◆ PROBLEM TO WORK ON ◆
Everything from the line containing "Give me the" down to the last line of the entries below must be transcribed exactly, and nothing else.

▼▼▼

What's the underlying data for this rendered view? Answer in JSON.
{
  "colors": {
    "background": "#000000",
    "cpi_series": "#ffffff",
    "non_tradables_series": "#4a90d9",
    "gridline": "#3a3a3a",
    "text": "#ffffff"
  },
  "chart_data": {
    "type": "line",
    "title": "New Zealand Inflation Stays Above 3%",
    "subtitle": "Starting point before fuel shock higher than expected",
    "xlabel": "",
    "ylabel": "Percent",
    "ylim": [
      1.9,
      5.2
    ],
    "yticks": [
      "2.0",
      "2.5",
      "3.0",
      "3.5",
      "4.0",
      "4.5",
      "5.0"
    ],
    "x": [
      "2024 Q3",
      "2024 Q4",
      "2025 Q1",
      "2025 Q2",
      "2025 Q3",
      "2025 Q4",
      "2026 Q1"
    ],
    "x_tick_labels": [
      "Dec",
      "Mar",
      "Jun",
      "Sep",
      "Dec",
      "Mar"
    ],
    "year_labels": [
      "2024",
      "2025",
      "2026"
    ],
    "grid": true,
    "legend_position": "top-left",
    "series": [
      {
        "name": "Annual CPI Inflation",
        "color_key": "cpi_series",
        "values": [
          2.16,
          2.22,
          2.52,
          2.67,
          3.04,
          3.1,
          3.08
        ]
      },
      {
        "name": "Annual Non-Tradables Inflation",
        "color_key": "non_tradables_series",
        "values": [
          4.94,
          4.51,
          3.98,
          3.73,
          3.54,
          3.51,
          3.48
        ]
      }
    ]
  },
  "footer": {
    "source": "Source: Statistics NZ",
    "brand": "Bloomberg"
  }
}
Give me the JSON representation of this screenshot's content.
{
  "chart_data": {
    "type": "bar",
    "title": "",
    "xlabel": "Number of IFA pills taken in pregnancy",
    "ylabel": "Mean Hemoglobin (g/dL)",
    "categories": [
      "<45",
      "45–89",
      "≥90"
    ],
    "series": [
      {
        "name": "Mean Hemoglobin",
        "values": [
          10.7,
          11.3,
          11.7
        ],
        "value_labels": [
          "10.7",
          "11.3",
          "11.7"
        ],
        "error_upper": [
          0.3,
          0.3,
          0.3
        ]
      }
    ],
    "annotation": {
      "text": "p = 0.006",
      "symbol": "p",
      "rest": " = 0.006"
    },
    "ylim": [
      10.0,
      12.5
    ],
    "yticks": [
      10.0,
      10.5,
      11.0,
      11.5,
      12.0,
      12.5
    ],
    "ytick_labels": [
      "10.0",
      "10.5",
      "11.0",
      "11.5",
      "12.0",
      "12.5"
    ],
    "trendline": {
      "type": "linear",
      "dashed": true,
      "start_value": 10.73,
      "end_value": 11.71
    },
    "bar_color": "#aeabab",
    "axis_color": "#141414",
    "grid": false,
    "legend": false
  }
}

▲▲▲

◆ CORRECT ANSWER ◆
Give me the JSON representation of this screenshot's content.
{
  "chart_data": {
    "type": "bar",
    "title": "",
    "xlabel": "Number of IFA pills taken in pregnancy",
    "ylabel": "Mean Hemoglobin (g/dL)",
    "categories": [
      "<45",
      "45–89",
      "≥90"
    ],
    "series": [
      {
        "name": "Mean Hemoglobin",
        "values": [
          10.7,
          11.3,
          11.7
        ],
        "value_labels": [
          "10.7",
          "11.3",
          "11.7"
        ],
        "error_upper": [
          0.3,
          0.3,
          0.3
        ]
      }
    ],
    "annotation": {
      "text": "p = 0.006",
      "symbol": "p",
      "rest": " = 0.006"
    },
    "ylim": [
      10.0,
      12.5
    ],
    "yticks": [
      10.0,
      10.5,
      11.0,
      11.5,
      12.0,
      12.5
    ],
    "ytick_labels": [
      "10.0",
      "10.5",
      "11.0",
      "11.5",
      "12.0",
      "12.5"
    ],
    "trendline": {
      "type": "linear",
      "dashed": true,
      "start_value": 10.73,
      "end_value": 11.71
    },
    "bar_color": "#aeabab",
    "axis_color": "#141414",
    "grid": false,
    "legend": false
  }
}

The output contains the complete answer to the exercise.